Extracted data entries:
-- -- --

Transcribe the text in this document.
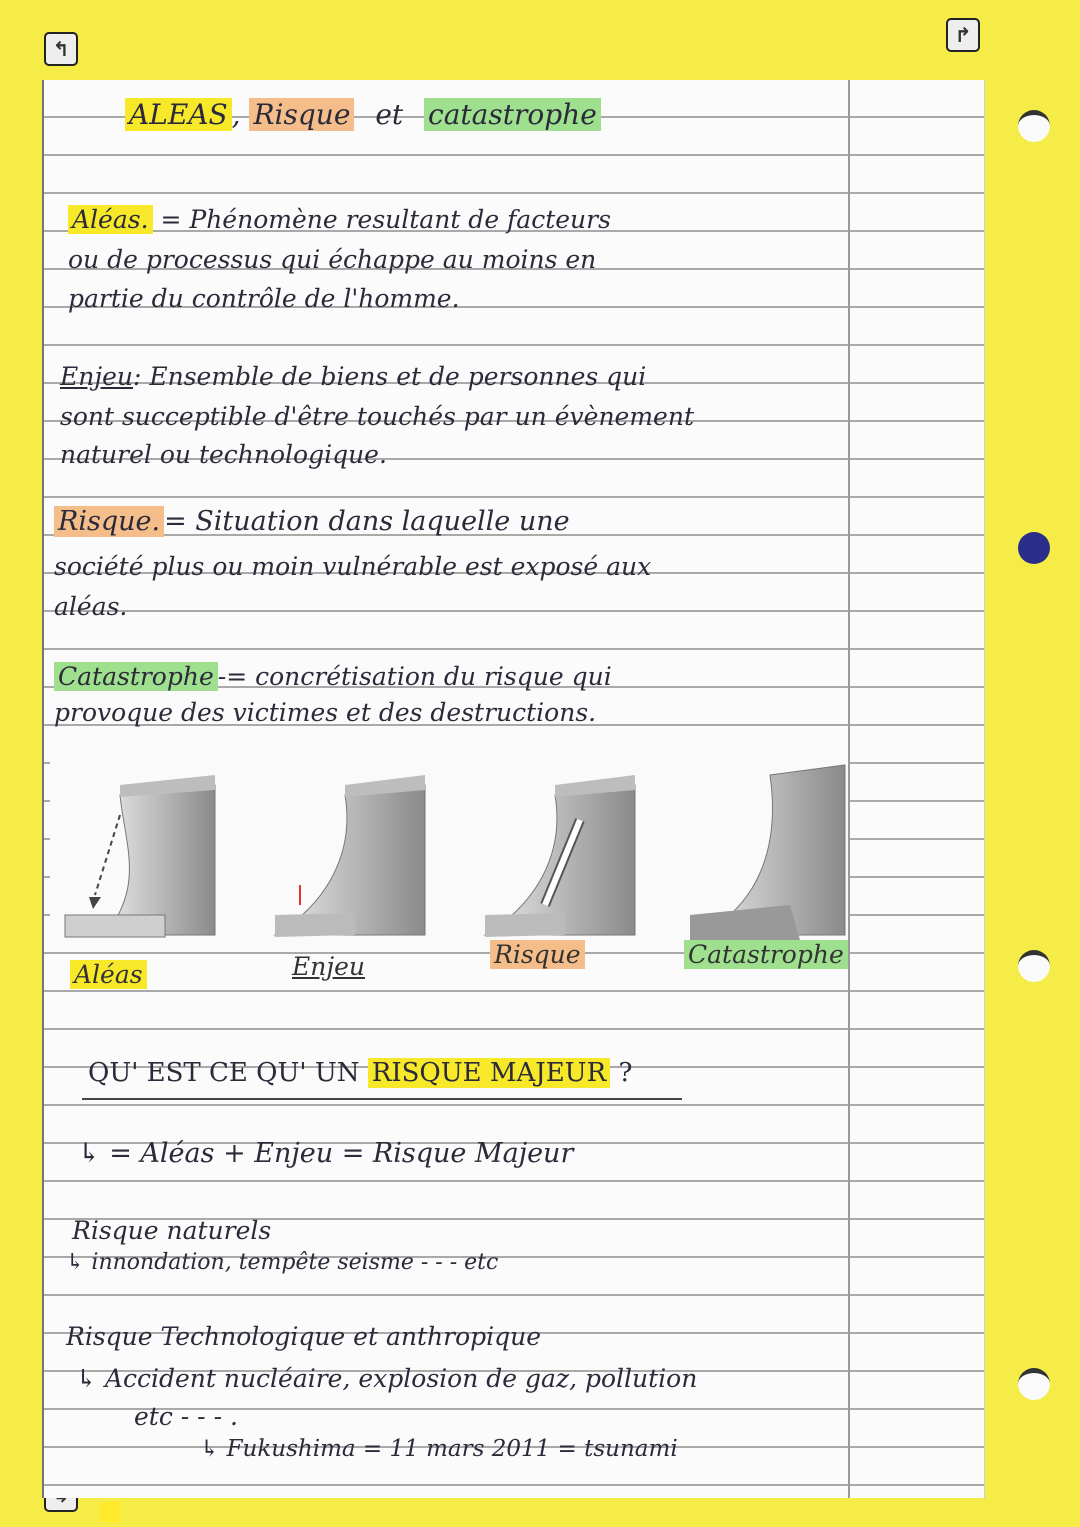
↰
↱
ALEAS , Risque et catastrophe
Aléas. = Phénomène resultant de facteurs
ou de processus qui échappe au moins en
partie du contrôle de l'homme.
Enjeu: Ensemble de biens et de personnes qui
sont succeptible d'être touchés par un évènement
naturel ou technologique.
Risque. = Situation dans laquelle une
société plus ou moin vulnérable est exposé aux
aléas.
Catastrophe -= concrétisation du risque qui
provoque des victimes et des destructions.
Aléas	Enjeu	Risque	Catastrophe
QU' EST CE QU' UN RISQUE MAJEUR ?
↳ = Aléas + Enjeu = Risque Majeur
Risque naturels
↳ innondation, tempête seisme - - - etc
Risque Technologique et anthropique
↳ Accident nucléaire, explosion de gaz, pollution
etc - - - .
↳ Fukushima = 11 mars 2011 = tsunami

-- -- --

Instruction: Scan the records for the string "Enjeu". Copy each line in which it appears.

Answer to this problem:
Enjeu: Ensemble de biens et de personnes qui
Aléas	Enjeu	Risque	Catastrophe
↳ = Aléas + Enjeu = Risque Majeur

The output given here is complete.